## The task
Can you copy, character for character, the stretch of rows from the very first line through the line containing "526, 611, 604]", with both of those lines included?

## Dataset content
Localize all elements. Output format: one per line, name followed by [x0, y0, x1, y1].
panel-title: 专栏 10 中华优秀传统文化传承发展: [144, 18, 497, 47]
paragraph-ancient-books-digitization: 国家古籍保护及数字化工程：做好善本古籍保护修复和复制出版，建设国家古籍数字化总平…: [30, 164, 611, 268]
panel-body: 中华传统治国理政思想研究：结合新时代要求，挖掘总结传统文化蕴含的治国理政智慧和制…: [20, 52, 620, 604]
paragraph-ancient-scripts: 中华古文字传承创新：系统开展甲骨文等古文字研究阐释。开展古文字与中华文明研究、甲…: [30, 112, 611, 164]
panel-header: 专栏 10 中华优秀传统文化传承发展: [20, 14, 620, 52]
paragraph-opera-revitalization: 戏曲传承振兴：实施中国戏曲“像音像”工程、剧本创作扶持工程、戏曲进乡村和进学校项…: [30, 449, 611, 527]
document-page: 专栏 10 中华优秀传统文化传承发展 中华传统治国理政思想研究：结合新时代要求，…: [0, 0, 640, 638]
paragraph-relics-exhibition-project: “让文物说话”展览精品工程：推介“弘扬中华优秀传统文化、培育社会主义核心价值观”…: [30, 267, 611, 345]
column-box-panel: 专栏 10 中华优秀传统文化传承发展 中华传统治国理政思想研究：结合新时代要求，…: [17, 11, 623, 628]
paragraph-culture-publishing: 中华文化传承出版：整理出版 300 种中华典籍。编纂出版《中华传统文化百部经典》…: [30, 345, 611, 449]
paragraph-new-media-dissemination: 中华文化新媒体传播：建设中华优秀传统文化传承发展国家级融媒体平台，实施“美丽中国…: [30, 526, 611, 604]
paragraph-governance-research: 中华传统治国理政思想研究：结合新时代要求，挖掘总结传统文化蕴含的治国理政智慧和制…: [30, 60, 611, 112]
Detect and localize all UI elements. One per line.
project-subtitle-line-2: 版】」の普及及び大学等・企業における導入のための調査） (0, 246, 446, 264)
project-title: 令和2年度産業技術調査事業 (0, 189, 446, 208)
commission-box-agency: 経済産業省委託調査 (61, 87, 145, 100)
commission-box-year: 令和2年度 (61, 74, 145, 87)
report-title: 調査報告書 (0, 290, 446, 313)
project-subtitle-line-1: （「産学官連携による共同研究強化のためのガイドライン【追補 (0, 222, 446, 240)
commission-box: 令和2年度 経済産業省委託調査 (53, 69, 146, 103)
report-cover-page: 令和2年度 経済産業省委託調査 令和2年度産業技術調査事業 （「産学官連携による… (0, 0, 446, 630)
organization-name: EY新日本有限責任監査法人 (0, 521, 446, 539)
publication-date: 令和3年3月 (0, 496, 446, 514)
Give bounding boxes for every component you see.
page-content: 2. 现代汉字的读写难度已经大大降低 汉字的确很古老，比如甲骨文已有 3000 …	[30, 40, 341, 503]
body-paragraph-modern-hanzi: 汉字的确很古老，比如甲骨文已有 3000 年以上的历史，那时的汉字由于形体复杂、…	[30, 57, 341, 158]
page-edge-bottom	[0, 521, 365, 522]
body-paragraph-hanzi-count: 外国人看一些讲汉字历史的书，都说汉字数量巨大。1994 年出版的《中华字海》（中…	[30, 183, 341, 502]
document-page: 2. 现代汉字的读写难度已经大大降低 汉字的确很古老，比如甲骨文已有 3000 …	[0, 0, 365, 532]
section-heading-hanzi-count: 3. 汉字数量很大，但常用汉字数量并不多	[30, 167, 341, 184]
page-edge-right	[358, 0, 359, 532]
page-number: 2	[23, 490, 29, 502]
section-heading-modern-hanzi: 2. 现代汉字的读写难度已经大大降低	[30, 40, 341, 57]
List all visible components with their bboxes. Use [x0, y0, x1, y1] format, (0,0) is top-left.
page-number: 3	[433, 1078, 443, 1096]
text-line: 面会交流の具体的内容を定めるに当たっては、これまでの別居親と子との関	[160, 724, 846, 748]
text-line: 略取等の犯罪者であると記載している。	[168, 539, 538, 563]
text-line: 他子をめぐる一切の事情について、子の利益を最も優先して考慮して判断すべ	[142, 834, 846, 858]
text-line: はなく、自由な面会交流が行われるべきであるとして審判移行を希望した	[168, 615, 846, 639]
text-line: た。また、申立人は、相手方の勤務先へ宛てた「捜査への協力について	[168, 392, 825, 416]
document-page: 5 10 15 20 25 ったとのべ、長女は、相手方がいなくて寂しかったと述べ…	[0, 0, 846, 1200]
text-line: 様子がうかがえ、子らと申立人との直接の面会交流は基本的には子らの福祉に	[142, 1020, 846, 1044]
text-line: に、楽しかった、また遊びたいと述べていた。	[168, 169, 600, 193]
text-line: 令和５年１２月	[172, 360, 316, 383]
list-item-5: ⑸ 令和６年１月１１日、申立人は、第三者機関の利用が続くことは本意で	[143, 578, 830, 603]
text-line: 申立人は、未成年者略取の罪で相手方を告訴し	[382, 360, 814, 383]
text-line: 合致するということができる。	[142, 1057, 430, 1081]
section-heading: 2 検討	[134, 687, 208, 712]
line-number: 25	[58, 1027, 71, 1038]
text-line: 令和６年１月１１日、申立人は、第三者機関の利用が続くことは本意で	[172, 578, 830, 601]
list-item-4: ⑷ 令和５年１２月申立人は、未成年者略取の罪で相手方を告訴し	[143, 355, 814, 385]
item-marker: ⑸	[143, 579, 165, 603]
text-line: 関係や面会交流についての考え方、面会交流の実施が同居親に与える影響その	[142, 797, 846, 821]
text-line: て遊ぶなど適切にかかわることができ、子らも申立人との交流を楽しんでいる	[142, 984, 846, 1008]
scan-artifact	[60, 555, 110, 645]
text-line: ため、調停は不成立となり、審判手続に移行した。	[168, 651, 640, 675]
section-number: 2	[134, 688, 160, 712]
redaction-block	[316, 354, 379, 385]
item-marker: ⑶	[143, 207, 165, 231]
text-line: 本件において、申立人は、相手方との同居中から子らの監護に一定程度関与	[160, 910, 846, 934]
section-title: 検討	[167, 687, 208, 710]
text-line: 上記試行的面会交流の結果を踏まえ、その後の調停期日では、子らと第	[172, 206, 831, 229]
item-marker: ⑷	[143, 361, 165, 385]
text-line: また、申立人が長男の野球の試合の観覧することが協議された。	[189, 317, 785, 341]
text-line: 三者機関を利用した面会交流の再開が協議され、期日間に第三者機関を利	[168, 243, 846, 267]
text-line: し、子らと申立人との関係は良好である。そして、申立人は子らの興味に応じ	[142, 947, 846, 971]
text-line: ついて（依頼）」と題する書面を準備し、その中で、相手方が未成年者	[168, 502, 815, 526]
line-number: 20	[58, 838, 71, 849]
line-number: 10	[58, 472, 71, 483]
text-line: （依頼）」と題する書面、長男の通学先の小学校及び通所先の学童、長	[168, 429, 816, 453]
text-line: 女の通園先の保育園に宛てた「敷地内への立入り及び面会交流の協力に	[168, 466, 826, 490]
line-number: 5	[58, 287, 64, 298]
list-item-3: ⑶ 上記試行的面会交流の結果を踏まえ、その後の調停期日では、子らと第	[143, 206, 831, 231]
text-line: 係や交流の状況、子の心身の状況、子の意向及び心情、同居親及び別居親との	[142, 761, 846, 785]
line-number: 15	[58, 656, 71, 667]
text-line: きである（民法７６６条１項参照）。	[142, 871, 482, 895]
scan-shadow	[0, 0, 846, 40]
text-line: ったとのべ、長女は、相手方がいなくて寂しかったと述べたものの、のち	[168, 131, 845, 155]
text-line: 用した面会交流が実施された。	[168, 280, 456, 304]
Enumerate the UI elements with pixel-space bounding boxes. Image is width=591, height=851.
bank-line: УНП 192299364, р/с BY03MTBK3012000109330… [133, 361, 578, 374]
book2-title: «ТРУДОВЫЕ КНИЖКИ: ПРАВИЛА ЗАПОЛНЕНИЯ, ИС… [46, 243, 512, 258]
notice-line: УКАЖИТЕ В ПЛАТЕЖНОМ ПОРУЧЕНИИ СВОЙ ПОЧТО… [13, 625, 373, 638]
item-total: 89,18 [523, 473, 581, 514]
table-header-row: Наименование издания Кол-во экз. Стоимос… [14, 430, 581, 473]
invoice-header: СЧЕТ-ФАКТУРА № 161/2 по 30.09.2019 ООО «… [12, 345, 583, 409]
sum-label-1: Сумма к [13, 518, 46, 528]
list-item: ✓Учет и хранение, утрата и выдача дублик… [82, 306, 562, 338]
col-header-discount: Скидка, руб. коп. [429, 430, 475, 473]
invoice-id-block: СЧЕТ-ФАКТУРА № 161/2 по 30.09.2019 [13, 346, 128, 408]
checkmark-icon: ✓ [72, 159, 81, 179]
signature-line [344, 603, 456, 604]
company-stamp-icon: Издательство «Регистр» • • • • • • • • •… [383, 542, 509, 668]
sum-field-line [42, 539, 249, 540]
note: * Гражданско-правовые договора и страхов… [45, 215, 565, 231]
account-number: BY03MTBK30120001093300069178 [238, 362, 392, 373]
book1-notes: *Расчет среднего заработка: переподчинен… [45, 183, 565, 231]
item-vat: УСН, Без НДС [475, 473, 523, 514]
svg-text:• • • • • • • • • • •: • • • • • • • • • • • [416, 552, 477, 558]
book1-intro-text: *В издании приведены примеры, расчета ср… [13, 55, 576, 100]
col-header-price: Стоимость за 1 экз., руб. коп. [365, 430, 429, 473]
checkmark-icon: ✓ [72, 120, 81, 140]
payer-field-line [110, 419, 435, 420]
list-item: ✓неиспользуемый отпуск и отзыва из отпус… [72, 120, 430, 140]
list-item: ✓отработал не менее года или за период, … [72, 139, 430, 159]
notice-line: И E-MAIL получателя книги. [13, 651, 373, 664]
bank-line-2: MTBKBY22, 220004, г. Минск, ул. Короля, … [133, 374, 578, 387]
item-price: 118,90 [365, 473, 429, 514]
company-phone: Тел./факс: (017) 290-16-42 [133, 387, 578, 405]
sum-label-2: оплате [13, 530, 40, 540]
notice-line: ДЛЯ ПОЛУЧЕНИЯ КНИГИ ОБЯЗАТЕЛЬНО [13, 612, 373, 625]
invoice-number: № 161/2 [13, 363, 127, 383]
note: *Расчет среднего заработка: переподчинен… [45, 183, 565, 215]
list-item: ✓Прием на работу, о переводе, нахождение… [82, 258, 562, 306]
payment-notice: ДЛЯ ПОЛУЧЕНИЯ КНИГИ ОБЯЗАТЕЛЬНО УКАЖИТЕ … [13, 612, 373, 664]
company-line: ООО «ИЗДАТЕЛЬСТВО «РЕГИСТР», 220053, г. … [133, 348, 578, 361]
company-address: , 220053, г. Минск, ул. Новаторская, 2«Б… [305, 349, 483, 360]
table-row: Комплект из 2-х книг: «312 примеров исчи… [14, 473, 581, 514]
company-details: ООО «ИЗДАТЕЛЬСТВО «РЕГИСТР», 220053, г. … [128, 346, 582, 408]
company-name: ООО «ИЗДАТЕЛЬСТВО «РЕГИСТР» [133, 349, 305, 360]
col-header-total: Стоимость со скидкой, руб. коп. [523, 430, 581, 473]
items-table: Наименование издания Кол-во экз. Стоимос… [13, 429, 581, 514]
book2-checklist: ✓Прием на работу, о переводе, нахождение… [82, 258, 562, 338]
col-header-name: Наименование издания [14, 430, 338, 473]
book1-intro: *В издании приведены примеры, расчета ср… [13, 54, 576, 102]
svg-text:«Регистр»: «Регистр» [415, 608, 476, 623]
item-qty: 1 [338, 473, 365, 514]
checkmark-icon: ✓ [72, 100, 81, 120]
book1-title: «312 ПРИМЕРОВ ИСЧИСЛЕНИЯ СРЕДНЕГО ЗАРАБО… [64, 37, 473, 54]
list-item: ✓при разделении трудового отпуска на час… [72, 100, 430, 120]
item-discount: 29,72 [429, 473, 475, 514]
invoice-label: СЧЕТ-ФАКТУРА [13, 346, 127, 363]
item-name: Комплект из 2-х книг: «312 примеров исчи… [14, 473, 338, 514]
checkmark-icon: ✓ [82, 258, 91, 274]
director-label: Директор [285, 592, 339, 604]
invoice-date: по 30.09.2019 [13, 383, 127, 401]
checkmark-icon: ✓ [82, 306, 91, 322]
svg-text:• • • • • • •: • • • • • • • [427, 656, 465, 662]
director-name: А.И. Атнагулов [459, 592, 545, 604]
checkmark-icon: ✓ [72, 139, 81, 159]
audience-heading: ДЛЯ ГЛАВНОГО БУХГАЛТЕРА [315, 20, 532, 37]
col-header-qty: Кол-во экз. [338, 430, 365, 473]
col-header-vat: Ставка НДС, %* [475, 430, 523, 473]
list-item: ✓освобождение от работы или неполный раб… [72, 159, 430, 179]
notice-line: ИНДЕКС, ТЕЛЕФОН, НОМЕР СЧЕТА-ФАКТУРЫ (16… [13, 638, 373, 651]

## Written response
Localize all elements. Output format: one per line, name followed by [x0, y0, x1, y1].
panel-title: 专栏 10 中华优秀传统文化传承发展: [144, 18, 497, 47]
paragraph-ancient-books-digitization: 国家古籍保护及数字化工程：做好善本古籍保护修复和复制出版，建设国家古籍数字化总平…: [30, 164, 611, 268]
panel-body: 中华传统治国理政思想研究：结合新时代要求，挖掘总结传统文化蕴含的治国理政智慧和制…: [20, 52, 620, 604]
paragraph-ancient-scripts: 中华古文字传承创新：系统开展甲骨文等古文字研究阐释。开展古文字与中华文明研究、甲…: [30, 112, 611, 164]
panel-header: 专栏 10 中华优秀传统文化传承发展: [20, 14, 620, 52]
paragraph-opera-revitalization: 戏曲传承振兴：实施中国戏曲“像音像”工程、剧本创作扶持工程、戏曲进乡村和进学校项…: [30, 449, 611, 527]
document-page: 专栏 10 中华优秀传统文化传承发展 中华传统治国理政思想研究：结合新时代要求，…: [0, 0, 640, 638]
paragraph-relics-exhibition-project: “让文物说话”展览精品工程：推介“弘扬中华优秀传统文化、培育社会主义核心价值观”…: [30, 267, 611, 345]
column-box-panel: 专栏 10 中华优秀传统文化传承发展 中华传统治国理政思想研究：结合新时代要求，…: [17, 11, 623, 628]
paragraph-culture-publishing: 中华文化传承出版：整理出版 300 种中华典籍。编纂出版《中华传统文化百部经典》…: [30, 345, 611, 449]
paragraph-new-media-dissemination: 中华文化新媒体传播：建设中华优秀传统文化传承发展国家级融媒体平台，实施“美丽中国…: [30, 526, 611, 604]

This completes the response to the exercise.